[Aim]
Please copy the entries word for word, from the first line through the line that contains "y-axis-label: Female Unemployment", including both of those lines.

[Data for this exercise]
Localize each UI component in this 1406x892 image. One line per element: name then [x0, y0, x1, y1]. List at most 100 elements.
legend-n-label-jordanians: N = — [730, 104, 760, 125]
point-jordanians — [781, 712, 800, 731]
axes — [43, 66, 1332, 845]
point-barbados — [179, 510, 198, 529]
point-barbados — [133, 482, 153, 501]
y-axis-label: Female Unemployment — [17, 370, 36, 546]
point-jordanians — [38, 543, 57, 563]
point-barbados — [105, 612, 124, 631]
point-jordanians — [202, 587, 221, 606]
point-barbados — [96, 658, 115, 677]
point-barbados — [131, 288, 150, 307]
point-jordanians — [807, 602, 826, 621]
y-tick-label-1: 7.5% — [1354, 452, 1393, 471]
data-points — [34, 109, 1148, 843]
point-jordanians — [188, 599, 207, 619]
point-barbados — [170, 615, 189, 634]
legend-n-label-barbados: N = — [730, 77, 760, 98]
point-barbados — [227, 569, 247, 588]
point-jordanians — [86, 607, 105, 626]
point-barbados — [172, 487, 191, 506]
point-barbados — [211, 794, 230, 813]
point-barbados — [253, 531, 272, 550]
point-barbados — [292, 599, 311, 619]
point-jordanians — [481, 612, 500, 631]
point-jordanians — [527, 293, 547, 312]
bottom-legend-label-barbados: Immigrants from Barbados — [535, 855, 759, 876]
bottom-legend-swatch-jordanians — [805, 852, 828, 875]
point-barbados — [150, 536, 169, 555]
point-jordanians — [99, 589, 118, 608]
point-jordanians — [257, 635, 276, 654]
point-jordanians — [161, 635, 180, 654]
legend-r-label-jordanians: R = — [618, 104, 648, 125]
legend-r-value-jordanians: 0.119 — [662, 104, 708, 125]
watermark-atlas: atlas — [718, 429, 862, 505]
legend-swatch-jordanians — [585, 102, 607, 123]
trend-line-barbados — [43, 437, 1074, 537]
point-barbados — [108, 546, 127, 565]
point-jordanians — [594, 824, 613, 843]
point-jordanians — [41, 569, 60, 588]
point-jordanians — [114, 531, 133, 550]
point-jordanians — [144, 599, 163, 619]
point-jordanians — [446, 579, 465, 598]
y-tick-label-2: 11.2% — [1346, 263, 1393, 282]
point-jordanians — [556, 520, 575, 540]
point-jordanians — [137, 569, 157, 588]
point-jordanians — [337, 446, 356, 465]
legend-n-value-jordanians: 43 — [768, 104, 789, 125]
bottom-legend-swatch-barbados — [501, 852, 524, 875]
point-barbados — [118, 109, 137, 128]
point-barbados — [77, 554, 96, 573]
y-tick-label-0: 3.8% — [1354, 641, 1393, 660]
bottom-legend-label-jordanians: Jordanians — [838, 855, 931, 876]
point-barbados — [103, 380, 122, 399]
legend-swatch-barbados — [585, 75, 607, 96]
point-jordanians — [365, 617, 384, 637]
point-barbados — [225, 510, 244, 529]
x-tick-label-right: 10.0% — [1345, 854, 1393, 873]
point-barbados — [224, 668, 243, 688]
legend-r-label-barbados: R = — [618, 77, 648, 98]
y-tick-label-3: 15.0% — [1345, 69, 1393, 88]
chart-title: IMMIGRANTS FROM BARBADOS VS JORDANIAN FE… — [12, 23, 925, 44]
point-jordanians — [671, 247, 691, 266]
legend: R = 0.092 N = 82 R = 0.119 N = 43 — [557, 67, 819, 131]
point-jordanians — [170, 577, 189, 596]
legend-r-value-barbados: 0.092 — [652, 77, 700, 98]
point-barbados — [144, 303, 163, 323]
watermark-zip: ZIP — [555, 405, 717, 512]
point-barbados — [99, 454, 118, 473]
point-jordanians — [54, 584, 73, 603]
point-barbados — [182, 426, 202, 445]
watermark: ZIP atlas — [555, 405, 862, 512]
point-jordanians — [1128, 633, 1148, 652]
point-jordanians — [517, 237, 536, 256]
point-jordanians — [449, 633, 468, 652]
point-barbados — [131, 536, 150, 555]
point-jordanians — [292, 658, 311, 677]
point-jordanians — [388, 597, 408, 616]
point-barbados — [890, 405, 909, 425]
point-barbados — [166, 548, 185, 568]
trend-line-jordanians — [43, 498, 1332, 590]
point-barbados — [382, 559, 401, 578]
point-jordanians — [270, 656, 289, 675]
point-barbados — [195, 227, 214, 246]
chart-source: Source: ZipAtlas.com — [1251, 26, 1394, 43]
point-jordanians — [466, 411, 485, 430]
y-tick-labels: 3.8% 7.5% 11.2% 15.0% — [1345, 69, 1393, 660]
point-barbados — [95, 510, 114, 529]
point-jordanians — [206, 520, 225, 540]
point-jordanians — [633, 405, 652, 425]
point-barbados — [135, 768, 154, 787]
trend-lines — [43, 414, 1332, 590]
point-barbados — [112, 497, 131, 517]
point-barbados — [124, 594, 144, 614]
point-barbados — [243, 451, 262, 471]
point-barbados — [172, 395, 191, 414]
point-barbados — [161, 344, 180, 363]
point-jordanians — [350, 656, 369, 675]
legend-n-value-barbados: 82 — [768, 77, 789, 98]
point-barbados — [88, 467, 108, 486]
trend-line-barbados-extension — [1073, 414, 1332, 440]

[Task output]
Localize each UI component in this 1406x892 image. One line per element: name then [x0, y0, x1, y1]. List at most 100 elements.
legend-n-label-jordanians: N = — [730, 104, 760, 125]
point-jordanians — [781, 712, 800, 731]
axes — [43, 66, 1332, 845]
point-barbados — [179, 510, 198, 529]
point-barbados — [133, 482, 153, 501]
y-axis-label: Female Unemployment — [17, 370, 36, 546]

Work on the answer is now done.